GIVEN INSTRUCTION:
Reproduce the listing below without changes, except that pictures are left out.
+++ STORED RECORDS +++
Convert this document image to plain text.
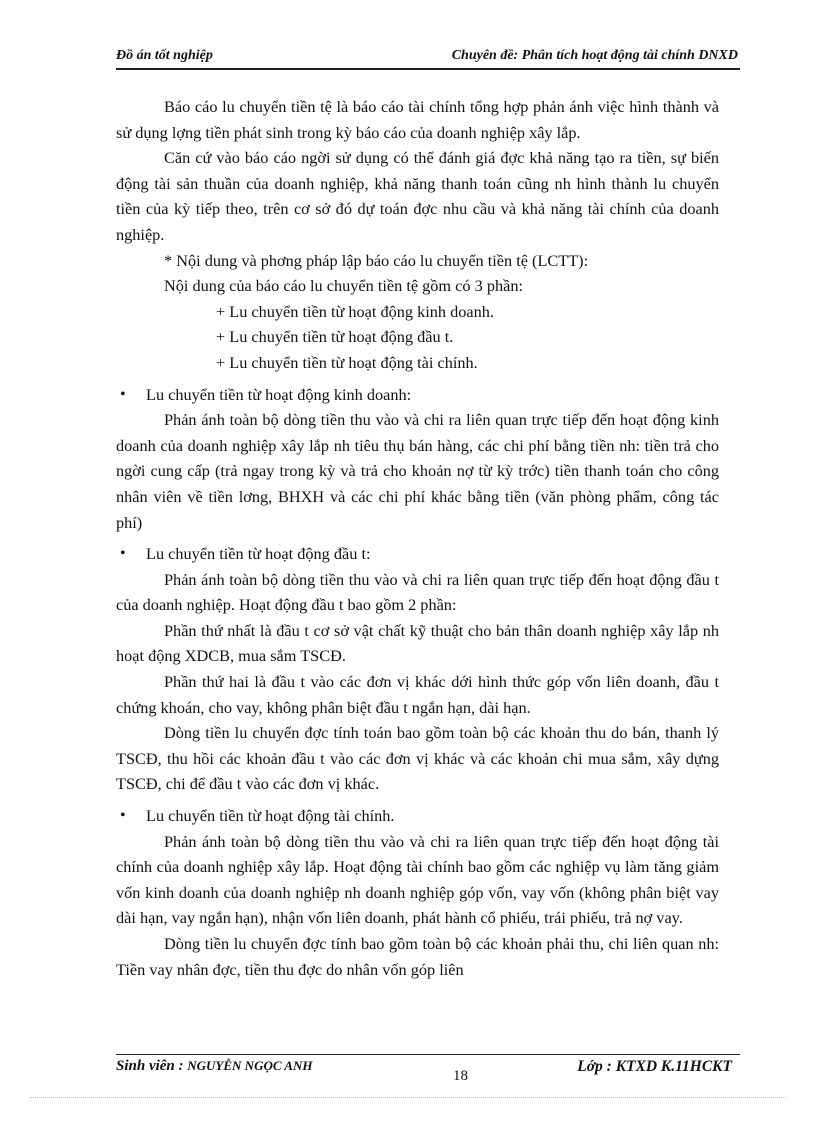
Đồ án tốt nghiệp	Chuyên đề: Phân tích hoạt động tài chính DNXD

Báo cáo lu chuyển tiền tệ là báo cáo tài chính tổng hợp phản ánh việc hình thành và sử dụng lợng tiền phát sinh trong kỳ báo cáo của doanh nghiệp xây lắp.

Căn cứ vào báo cáo ngời sử dụng có thể đánh giá đợc khả năng tạo ra tiền, sự biến động tài sản thuần của doanh nghiệp, khả năng thanh toán cũng nh hình thành lu chuyển tiền của kỳ tiếp theo, trên cơ sở đó dự toán đợc nhu cầu và khả năng tài chính của doanh nghiệp.

* Nội dung và phơng pháp lập báo cáo lu chuyển tiền tệ (LCTT):

Nội dung của báo cáo lu chuyển tiền tệ gồm có 3 phần:

+ Lu chuyển tiền từ hoạt động kinh doanh.

+ Lu chuyển tiền từ hoạt động đầu t.

+ Lu chuyển tiền từ hoạt động tài chính.

• Lu chuyển tiền từ hoạt động kinh doanh:

Phản ánh toàn bộ dòng tiền thu vào và chi ra liên quan trực tiếp đến hoạt động kinh doanh của doanh nghiệp xây lắp nh tiêu thụ bán hàng, các chi phí bằng tiền nh: tiền trả cho ngời cung cấp (trả ngay trong kỳ và trả cho khoản nợ từ kỳ trớc) tiền thanh toán cho công nhân viên về tiền lơng, BHXH và các chi phí khác bằng tiền (văn phòng phẩm, công tác phí)

• Lu chuyển tiền từ hoạt động đầu t:

Phản ánh toàn bộ dòng tiền thu vào và chi ra liên quan trực tiếp đến hoạt động đầu t của doanh nghiệp. Hoạt động đầu t bao gồm 2 phần:

Phần thứ nhất là đầu t cơ sở vật chất kỹ thuật cho bản thân doanh nghiệp xây lắp nh hoạt động XDCB, mua sắm TSCĐ.

Phần thứ hai là đầu t vào các đơn vị khác dới hình thức góp vốn liên doanh, đầu t chứng khoán, cho vay, không phân biệt đầu t ngắn hạn, dài hạn.

Dòng tiền lu chuyển đợc tính toán bao gồm toàn bộ các khoản thu do bán, thanh lý TSCĐ, thu hồi các khoản đầu t vào các đơn vị khác và các khoản chi mua sắm, xây dựng TSCĐ, chi để đầu t vào các đơn vị khác.

• Lu chuyển tiền từ hoạt động tài chính.

Phản ánh toàn bộ dòng tiền thu vào và chi ra liên quan trực tiếp đến hoạt động tài chính của doanh nghiệp xây lắp. Hoạt động tài chính bao gồm các nghiệp vụ làm tăng giảm vốn kinh doanh của doanh nghiệp nh doanh nghiệp góp vốn, vay vốn (không phân biệt vay dài hạn, vay ngắn hạn), nhận vốn liên doanh, phát hành cổ phiếu, trái phiếu, trả nợ vay.

Dòng tiền lu chuyển đợc tính bao gồm toàn bộ các khoản phải thu, chi liên quan nh: Tiền vay nhân đợc, tiền thu đợc do nhân vốn góp liên

Sinh viên : NGUYỄN NGỌC ANH
18
Lớp : KTXD K.11HCKT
+++
EXERCISE RESPONSE:
Convert this document image to plain text.
Đồ án tốt nghiệp	Chuyên đề: Phân tích hoạt động tài chính DNXD

Báo cáo lu chuyển tiền tệ là báo cáo tài chính tổng hợp phản ánh việc hình thành và sử dụng lợng tiền phát sinh trong kỳ báo cáo của doanh nghiệp xây lắp.

Căn cứ vào báo cáo ngời sử dụng có thể đánh giá đợc khả năng tạo ra tiền, sự biến động tài sản thuần của doanh nghiệp, khả năng thanh toán cũng nh hình thành lu chuyển tiền của kỳ tiếp theo, trên cơ sở đó dự toán đợc nhu cầu và khả năng tài chính của doanh nghiệp.

* Nội dung và phơng pháp lập báo cáo lu chuyển tiền tệ (LCTT):

Nội dung của báo cáo lu chuyển tiền tệ gồm có 3 phần:

+ Lu chuyển tiền từ hoạt động kinh doanh.

+ Lu chuyển tiền từ hoạt động đầu t.

+ Lu chuyển tiền từ hoạt động tài chính.

• Lu chuyển tiền từ hoạt động kinh doanh:

Phản ánh toàn bộ dòng tiền thu vào và chi ra liên quan trực tiếp đến hoạt động kinh doanh của doanh nghiệp xây lắp nh tiêu thụ bán hàng, các chi phí bằng tiền nh: tiền trả cho ngời cung cấp (trả ngay trong kỳ và trả cho khoản nợ từ kỳ trớc) tiền thanh toán cho công nhân viên về tiền lơng, BHXH và các chi phí khác bằng tiền (văn phòng phẩm, công tác phí)

• Lu chuyển tiền từ hoạt động đầu t:

Phản ánh toàn bộ dòng tiền thu vào và chi ra liên quan trực tiếp đến hoạt động đầu t của doanh nghiệp. Hoạt động đầu t bao gồm 2 phần:

Phần thứ nhất là đầu t cơ sở vật chất kỹ thuật cho bản thân doanh nghiệp xây lắp nh hoạt động XDCB, mua sắm TSCĐ.

Phần thứ hai là đầu t vào các đơn vị khác dới hình thức góp vốn liên doanh, đầu t chứng khoán, cho vay, không phân biệt đầu t ngắn hạn, dài hạn.

Dòng tiền lu chuyển đợc tính toán bao gồm toàn bộ các khoản thu do bán, thanh lý TSCĐ, thu hồi các khoản đầu t vào các đơn vị khác và các khoản chi mua sắm, xây dựng TSCĐ, chi để đầu t vào các đơn vị khác.

• Lu chuyển tiền từ hoạt động tài chính.

Phản ánh toàn bộ dòng tiền thu vào và chi ra liên quan trực tiếp đến hoạt động tài chính của doanh nghiệp xây lắp. Hoạt động tài chính bao gồm các nghiệp vụ làm tăng giảm vốn kinh doanh của doanh nghiệp nh doanh nghiệp góp vốn, vay vốn (không phân biệt vay dài hạn, vay ngắn hạn), nhận vốn liên doanh, phát hành cổ phiếu, trái phiếu, trả nợ vay.

Dòng tiền lu chuyển đợc tính bao gồm toàn bộ các khoản phải thu, chi liên quan nh: Tiền vay nhân đợc, tiền thu đợc do nhân vốn góp liên

Sinh viên : NGUYỄN NGỌC ANH
18
Lớp : KTXD K.11HCKT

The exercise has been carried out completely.